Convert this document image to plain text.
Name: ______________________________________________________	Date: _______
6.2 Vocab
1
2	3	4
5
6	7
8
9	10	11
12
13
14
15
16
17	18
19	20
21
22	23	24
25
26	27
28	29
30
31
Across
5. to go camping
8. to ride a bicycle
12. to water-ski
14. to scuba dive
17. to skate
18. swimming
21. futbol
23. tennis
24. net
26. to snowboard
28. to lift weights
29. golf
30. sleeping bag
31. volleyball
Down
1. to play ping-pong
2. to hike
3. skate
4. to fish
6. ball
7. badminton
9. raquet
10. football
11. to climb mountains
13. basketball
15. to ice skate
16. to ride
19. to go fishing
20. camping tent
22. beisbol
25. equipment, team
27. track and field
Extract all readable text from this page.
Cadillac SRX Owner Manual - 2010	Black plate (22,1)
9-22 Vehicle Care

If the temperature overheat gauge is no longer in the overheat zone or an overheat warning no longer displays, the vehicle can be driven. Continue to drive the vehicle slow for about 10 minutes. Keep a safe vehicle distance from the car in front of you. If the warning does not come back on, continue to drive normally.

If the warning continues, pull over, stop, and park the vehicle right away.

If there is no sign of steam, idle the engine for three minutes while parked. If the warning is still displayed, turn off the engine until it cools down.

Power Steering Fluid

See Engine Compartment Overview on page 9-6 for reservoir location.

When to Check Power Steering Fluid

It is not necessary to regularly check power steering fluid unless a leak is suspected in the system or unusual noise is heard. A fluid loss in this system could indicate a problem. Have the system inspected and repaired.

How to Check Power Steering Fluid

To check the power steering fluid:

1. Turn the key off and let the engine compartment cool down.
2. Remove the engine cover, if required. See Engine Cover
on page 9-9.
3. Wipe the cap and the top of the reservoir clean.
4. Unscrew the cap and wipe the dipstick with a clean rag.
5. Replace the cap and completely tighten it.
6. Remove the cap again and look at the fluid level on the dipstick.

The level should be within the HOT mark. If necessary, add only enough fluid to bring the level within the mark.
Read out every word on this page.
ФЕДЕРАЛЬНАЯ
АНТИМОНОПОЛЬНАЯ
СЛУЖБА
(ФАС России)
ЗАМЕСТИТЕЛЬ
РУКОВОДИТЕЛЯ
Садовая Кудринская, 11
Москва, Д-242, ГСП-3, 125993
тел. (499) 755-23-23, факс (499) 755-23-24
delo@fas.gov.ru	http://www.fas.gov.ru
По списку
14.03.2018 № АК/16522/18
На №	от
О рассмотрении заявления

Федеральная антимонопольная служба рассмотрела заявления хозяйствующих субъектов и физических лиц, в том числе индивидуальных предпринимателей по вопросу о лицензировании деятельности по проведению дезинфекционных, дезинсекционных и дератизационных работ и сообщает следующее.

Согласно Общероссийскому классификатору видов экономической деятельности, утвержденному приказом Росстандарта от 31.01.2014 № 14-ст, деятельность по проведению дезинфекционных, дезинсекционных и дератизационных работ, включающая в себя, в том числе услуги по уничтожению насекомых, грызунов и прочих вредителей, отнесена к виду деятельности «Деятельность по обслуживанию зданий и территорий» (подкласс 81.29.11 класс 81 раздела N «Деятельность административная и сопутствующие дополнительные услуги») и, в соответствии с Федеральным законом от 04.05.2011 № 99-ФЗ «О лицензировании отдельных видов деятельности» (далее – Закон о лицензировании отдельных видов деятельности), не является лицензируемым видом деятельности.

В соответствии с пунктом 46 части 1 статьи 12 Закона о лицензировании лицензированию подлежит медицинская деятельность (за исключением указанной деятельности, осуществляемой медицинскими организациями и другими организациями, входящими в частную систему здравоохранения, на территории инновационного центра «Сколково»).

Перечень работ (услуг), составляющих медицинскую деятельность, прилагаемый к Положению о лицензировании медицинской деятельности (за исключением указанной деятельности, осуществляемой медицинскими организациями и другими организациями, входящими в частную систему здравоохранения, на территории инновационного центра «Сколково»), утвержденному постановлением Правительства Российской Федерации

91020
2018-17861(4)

--- --- ---

What to do:
Can you reproduce all the material exactly?

Task result:
Convert this document image to plain text.
Name: ______________________________________________________	Date: _______
6.2 Vocab
1
2	3	4
5
6	7
8
9	10	11
12
13
14
15
16
17	18
19	20
21
22	23	24
25
26	27
28	29
30
31
Across
5. to go camping
8. to ride a bicycle
12. to water-ski
14. to scuba dive
17. to skate
18. swimming
21. futbol
23. tennis
24. net
26. to snowboard
28. to lift weights
29. golf
30. sleeping bag
31. volleyball
Down
1. to play ping-pong
2. to hike
3. skate
4. to fish
6. ball
7. badminton
9. raquet
10. football
11. to climb mountains
13. basketball
15. to ice skate
16. to ride
19. to go fishing
20. camping tent
22. beisbol
25. equipment, team
27. track and field
Extract all readable text from this page.
Cadillac SRX Owner Manual - 2010	Black plate (22,1)
9-22 Vehicle Care

If the temperature overheat gauge is no longer in the overheat zone or an overheat warning no longer displays, the vehicle can be driven. Continue to drive the vehicle slow for about 10 minutes. Keep a safe vehicle distance from the car in front of you. If the warning does not come back on, continue to drive normally.

If the warning continues, pull over, stop, and park the vehicle right away.

If there is no sign of steam, idle the engine for three minutes while parked. If the warning is still displayed, turn off the engine until it cools down.

Power Steering Fluid

See Engine Compartment Overview on page 9-6 for reservoir location.

When to Check Power Steering Fluid

It is not necessary to regularly check power steering fluid unless a leak is suspected in the system or unusual noise is heard. A fluid loss in this system could indicate a problem. Have the system inspected and repaired.

How to Check Power Steering Fluid

To check the power steering fluid:

1. Turn the key off and let the engine compartment cool down.
2. Remove the engine cover, if required. See Engine Cover
on page 9-9.
3. Wipe the cap and the top of the reservoir clean.
4. Unscrew the cap and wipe the dipstick with a clean rag.
5. Replace the cap and completely tighten it.
6. Remove the cap again and look at the fluid level on the dipstick.

The level should be within the HOT mark. If necessary, add only enough fluid to bring the level within the mark.
Read out every word on this page.
ФЕДЕРАЛЬНАЯ
АНТИМОНОПОЛЬНАЯ
СЛУЖБА
(ФАС России)
ЗАМЕСТИТЕЛЬ
РУКОВОДИТЕЛЯ
Садовая Кудринская, 11
Москва, Д-242, ГСП-3, 125993
тел. (499) 755-23-23, факс (499) 755-23-24
delo@fas.gov.ru	http://www.fas.gov.ru
По списку
14.03.2018 № АК/16522/18
На №	от
О рассмотрении заявления

Федеральная антимонопольная служба рассмотрела заявления хозяйствующих субъектов и физических лиц, в том числе индивидуальных предпринимателей по вопросу о лицензировании деятельности по проведению дезинфекционных, дезинсекционных и дератизационных работ и сообщает следующее.

Согласно Общероссийскому классификатору видов экономической деятельности, утвержденному приказом Росстандарта от 31.01.2014 № 14-ст, деятельность по проведению дезинфекционных, дезинсекционных и дератизационных работ, включающая в себя, в том числе услуги по уничтожению насекомых, грызунов и прочих вредителей, отнесена к виду деятельности «Деятельность по обслуживанию зданий и территорий» (подкласс 81.29.11 класс 81 раздела N «Деятельность административная и сопутствующие дополнительные услуги») и, в соответствии с Федеральным законом от 04.05.2011 № 99-ФЗ «О лицензировании отдельных видов деятельности» (далее – Закон о лицензировании отдельных видов деятельности), не является лицензируемым видом деятельности.

В соответствии с пунктом 46 части 1 статьи 12 Закона о лицензировании лицензированию подлежит медицинская деятельность (за исключением указанной деятельности, осуществляемой медицинскими организациями и другими организациями, входящими в частную систему здравоохранения, на территории инновационного центра «Сколково»).

Перечень работ (услуг), составляющих медицинскую деятельность, прилагаемый к Положению о лицензировании медицинской деятельности (за исключением указанной деятельности, осуществляемой медицинскими организациями и другими организациями, входящими в частную систему здравоохранения, на территории инновационного центра «Сколково»), утвержденному постановлением Правительства Российской Федерации

91020
2018-17861(4)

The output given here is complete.